== REQUEST ==
Write out every entry word for word.

'''

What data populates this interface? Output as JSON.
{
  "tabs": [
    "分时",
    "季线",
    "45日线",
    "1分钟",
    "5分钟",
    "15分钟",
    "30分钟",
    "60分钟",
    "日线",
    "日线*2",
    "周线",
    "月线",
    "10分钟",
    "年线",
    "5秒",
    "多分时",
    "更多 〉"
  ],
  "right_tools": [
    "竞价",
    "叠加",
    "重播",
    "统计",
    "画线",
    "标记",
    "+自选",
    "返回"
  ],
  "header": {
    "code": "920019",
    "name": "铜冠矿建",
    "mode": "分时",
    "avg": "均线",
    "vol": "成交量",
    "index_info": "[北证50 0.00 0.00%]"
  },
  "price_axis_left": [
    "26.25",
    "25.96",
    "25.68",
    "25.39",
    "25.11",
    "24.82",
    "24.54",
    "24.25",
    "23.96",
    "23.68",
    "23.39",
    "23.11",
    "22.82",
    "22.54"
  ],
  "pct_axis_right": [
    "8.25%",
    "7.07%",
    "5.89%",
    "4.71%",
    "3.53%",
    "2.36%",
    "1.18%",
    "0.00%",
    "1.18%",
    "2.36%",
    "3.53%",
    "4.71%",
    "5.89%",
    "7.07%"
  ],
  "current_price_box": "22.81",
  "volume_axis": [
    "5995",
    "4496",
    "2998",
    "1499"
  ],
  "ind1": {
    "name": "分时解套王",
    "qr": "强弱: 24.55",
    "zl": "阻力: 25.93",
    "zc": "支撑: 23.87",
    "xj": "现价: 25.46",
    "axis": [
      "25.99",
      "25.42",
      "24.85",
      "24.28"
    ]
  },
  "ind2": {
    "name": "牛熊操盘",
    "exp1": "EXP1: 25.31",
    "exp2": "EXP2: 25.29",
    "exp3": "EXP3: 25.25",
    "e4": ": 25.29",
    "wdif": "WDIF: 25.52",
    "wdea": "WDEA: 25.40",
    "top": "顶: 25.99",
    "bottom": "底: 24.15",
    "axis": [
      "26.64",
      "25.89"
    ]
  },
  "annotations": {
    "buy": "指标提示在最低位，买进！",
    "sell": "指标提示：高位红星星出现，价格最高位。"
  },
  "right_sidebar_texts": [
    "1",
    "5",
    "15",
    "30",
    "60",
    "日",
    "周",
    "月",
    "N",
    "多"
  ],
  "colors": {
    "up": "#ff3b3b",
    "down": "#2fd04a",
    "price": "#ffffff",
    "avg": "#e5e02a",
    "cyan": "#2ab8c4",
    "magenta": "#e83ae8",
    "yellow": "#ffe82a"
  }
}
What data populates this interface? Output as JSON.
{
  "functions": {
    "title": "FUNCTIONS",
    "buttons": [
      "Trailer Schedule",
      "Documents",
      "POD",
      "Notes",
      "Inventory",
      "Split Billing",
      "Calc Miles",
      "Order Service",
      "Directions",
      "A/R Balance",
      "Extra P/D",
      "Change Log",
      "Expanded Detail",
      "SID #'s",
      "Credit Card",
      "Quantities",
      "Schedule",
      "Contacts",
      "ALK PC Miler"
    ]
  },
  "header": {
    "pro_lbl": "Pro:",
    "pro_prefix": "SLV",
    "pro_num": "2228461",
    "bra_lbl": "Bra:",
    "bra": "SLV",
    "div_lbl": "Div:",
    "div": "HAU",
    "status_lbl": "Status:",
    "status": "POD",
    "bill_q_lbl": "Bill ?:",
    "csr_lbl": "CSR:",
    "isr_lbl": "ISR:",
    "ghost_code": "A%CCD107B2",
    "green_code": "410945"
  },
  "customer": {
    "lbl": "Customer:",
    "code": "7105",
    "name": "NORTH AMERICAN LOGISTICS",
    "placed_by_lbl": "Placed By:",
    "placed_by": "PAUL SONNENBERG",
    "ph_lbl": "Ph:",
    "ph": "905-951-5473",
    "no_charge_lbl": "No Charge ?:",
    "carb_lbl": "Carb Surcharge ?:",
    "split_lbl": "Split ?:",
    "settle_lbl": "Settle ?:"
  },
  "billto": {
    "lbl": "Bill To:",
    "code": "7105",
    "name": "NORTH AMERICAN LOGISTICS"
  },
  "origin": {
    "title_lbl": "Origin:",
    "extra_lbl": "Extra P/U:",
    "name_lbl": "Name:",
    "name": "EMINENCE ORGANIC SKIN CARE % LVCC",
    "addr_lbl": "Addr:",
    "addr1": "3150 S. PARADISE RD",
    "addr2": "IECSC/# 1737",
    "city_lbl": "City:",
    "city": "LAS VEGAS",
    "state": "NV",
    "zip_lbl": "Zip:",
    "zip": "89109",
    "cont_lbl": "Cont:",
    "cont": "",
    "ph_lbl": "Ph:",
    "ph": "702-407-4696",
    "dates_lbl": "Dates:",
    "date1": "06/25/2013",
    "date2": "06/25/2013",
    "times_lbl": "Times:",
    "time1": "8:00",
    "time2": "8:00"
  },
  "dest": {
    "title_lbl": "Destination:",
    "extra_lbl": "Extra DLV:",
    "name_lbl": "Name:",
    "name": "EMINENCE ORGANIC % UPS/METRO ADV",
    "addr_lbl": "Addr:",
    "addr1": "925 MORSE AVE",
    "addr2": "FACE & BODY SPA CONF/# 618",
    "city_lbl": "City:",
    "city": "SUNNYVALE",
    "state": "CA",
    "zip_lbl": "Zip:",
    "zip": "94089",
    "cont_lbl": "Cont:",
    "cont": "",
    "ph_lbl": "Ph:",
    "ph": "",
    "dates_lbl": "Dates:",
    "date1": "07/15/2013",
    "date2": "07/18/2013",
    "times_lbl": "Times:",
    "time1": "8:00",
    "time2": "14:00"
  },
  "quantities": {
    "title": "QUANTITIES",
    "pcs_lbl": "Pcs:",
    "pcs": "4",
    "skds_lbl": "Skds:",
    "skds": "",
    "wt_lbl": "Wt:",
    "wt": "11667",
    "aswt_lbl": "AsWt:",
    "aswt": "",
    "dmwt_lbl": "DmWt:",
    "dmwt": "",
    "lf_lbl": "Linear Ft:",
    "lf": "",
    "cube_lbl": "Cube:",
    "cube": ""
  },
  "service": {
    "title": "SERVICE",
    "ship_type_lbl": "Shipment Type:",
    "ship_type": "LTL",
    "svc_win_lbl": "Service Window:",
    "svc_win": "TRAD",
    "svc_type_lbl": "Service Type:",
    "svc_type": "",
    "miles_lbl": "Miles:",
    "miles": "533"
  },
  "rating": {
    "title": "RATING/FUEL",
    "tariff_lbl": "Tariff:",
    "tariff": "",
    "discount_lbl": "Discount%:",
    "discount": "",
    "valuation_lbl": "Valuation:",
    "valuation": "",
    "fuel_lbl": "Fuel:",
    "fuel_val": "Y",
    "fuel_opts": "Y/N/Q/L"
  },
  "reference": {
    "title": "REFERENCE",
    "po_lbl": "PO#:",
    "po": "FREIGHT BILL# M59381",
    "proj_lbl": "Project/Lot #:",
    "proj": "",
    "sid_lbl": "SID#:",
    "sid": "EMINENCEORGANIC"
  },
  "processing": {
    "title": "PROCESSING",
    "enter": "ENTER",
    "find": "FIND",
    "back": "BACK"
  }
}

'''

== FINISHED ANSWER ==
What data populates this interface? Output as JSON.
{
  "tabs": [
    "分时",
    "季线",
    "45日线",
    "1分钟",
    "5分钟",
    "15分钟",
    "30分钟",
    "60分钟",
    "日线",
    "日线*2",
    "周线",
    "月线",
    "10分钟",
    "年线",
    "5秒",
    "多分时",
    "更多 〉"
  ],
  "right_tools": [
    "竞价",
    "叠加",
    "重播",
    "统计",
    "画线",
    "标记",
    "+自选",
    "返回"
  ],
  "header": {
    "code": "920019",
    "name": "铜冠矿建",
    "mode": "分时",
    "avg": "均线",
    "vol": "成交量",
    "index_info": "[北证50 0.00 0.00%]"
  },
  "price_axis_left": [
    "26.25",
    "25.96",
    "25.68",
    "25.39",
    "25.11",
    "24.82",
    "24.54",
    "24.25",
    "23.96",
    "23.68",
    "23.39",
    "23.11",
    "22.82",
    "22.54"
  ],
  "pct_axis_right": [
    "8.25%",
    "7.07%",
    "5.89%",
    "4.71%",
    "3.53%",
    "2.36%",
    "1.18%",
    "0.00%",
    "1.18%",
    "2.36%",
    "3.53%",
    "4.71%",
    "5.89%",
    "7.07%"
  ],
  "current_price_box": "22.81",
  "volume_axis": [
    "5995",
    "4496",
    "2998",
    "1499"
  ],
  "ind1": {
    "name": "分时解套王",
    "qr": "强弱: 24.55",
    "zl": "阻力: 25.93",
    "zc": "支撑: 23.87",
    "xj": "现价: 25.46",
    "axis": [
      "25.99",
      "25.42",
      "24.85",
      "24.28"
    ]
  },
  "ind2": {
    "name": "牛熊操盘",
    "exp1": "EXP1: 25.31",
    "exp2": "EXP2: 25.29",
    "exp3": "EXP3: 25.25",
    "e4": ": 25.29",
    "wdif": "WDIF: 25.52",
    "wdea": "WDEA: 25.40",
    "top": "顶: 25.99",
    "bottom": "底: 24.15",
    "axis": [
      "26.64",
      "25.89"
    ]
  },
  "annotations": {
    "buy": "指标提示在最低位，买进！",
    "sell": "指标提示：高位红星星出现，价格最高位。"
  },
  "right_sidebar_texts": [
    "1",
    "5",
    "15",
    "30",
    "60",
    "日",
    "周",
    "月",
    "N",
    "多"
  ],
  "colors": {
    "up": "#ff3b3b",
    "down": "#2fd04a",
    "price": "#ffffff",
    "avg": "#e5e02a",
    "cyan": "#2ab8c4",
    "magenta": "#e83ae8",
    "yellow": "#ffe82a"
  }
}
What data populates this interface? Output as JSON.
{
  "functions": {
    "title": "FUNCTIONS",
    "buttons": [
      "Trailer Schedule",
      "Documents",
      "POD",
      "Notes",
      "Inventory",
      "Split Billing",
      "Calc Miles",
      "Order Service",
      "Directions",
      "A/R Balance",
      "Extra P/D",
      "Change Log",
      "Expanded Detail",
      "SID #'s",
      "Credit Card",
      "Quantities",
      "Schedule",
      "Contacts",
      "ALK PC Miler"
    ]
  },
  "header": {
    "pro_lbl": "Pro:",
    "pro_prefix": "SLV",
    "pro_num": "2228461",
    "bra_lbl": "Bra:",
    "bra": "SLV",
    "div_lbl": "Div:",
    "div": "HAU",
    "status_lbl": "Status:",
    "status": "POD",
    "bill_q_lbl": "Bill ?:",
    "csr_lbl": "CSR:",
    "isr_lbl": "ISR:",
    "ghost_code": "A%CCD107B2",
    "green_code": "410945"
  },
  "customer": {
    "lbl": "Customer:",
    "code": "7105",
    "name": "NORTH AMERICAN LOGISTICS",
    "placed_by_lbl": "Placed By:",
    "placed_by": "PAUL SONNENBERG",
    "ph_lbl": "Ph:",
    "ph": "905-951-5473",
    "no_charge_lbl": "No Charge ?:",
    "carb_lbl": "Carb Surcharge ?:",
    "split_lbl": "Split ?:",
    "settle_lbl": "Settle ?:"
  },
  "billto": {
    "lbl": "Bill To:",
    "code": "7105",
    "name": "NORTH AMERICAN LOGISTICS"
  },
  "origin": {
    "title_lbl": "Origin:",
    "extra_lbl": "Extra P/U:",
    "name_lbl": "Name:",
    "name": "EMINENCE ORGANIC SKIN CARE % LVCC",
    "addr_lbl": "Addr:",
    "addr1": "3150 S. PARADISE RD",
    "addr2": "IECSC/# 1737",
    "city_lbl": "City:",
    "city": "LAS VEGAS",
    "state": "NV",
    "zip_lbl": "Zip:",
    "zip": "89109",
    "cont_lbl": "Cont:",
    "cont": "",
    "ph_lbl": "Ph:",
    "ph": "702-407-4696",
    "dates_lbl": "Dates:",
    "date1": "06/25/2013",
    "date2": "06/25/2013",
    "times_lbl": "Times:",
    "time1": "8:00",
    "time2": "8:00"
  },
  "dest": {
    "title_lbl": "Destination:",
    "extra_lbl": "Extra DLV:",
    "name_lbl": "Name:",
    "name": "EMINENCE ORGANIC % UPS/METRO ADV",
    "addr_lbl": "Addr:",
    "addr1": "925 MORSE AVE",
    "addr2": "FACE & BODY SPA CONF/# 618",
    "city_lbl": "City:",
    "city": "SUNNYVALE",
    "state": "CA",
    "zip_lbl": "Zip:",
    "zip": "94089",
    "cont_lbl": "Cont:",
    "cont": "",
    "ph_lbl": "Ph:",
    "ph": "",
    "dates_lbl": "Dates:",
    "date1": "07/15/2013",
    "date2": "07/18/2013",
    "times_lbl": "Times:",
    "time1": "8:00",
    "time2": "14:00"
  },
  "quantities": {
    "title": "QUANTITIES",
    "pcs_lbl": "Pcs:",
    "pcs": "4",
    "skds_lbl": "Skds:",
    "skds": "",
    "wt_lbl": "Wt:",
    "wt": "11667",
    "aswt_lbl": "AsWt:",
    "aswt": "",
    "dmwt_lbl": "DmWt:",
    "dmwt": "",
    "lf_lbl": "Linear Ft:",
    "lf": "",
    "cube_lbl": "Cube:",
    "cube": ""
  },
  "service": {
    "title": "SERVICE",
    "ship_type_lbl": "Shipment Type:",
    "ship_type": "LTL",
    "svc_win_lbl": "Service Window:",
    "svc_win": "TRAD",
    "svc_type_lbl": "Service Type:",
    "svc_type": "",
    "miles_lbl": "Miles:",
    "miles": "533"
  },
  "rating": {
    "title": "RATING/FUEL",
    "tariff_lbl": "Tariff:",
    "tariff": "",
    "discount_lbl": "Discount%:",
    "discount": "",
    "valuation_lbl": "Valuation:",
    "valuation": "",
    "fuel_lbl": "Fuel:",
    "fuel_val": "Y",
    "fuel_opts": "Y/N/Q/L"
  },
  "reference": {
    "title": "REFERENCE",
    "po_lbl": "PO#:",
    "po": "FREIGHT BILL# M59381",
    "proj_lbl": "Project/Lot #:",
    "proj": "",
    "sid_lbl": "SID#:",
    "sid": "EMINENCEORGANIC"
  },
  "processing": {
    "title": "PROCESSING",
    "enter": "ENTER",
    "find": "FIND",
    "back": "BACK"
  }
}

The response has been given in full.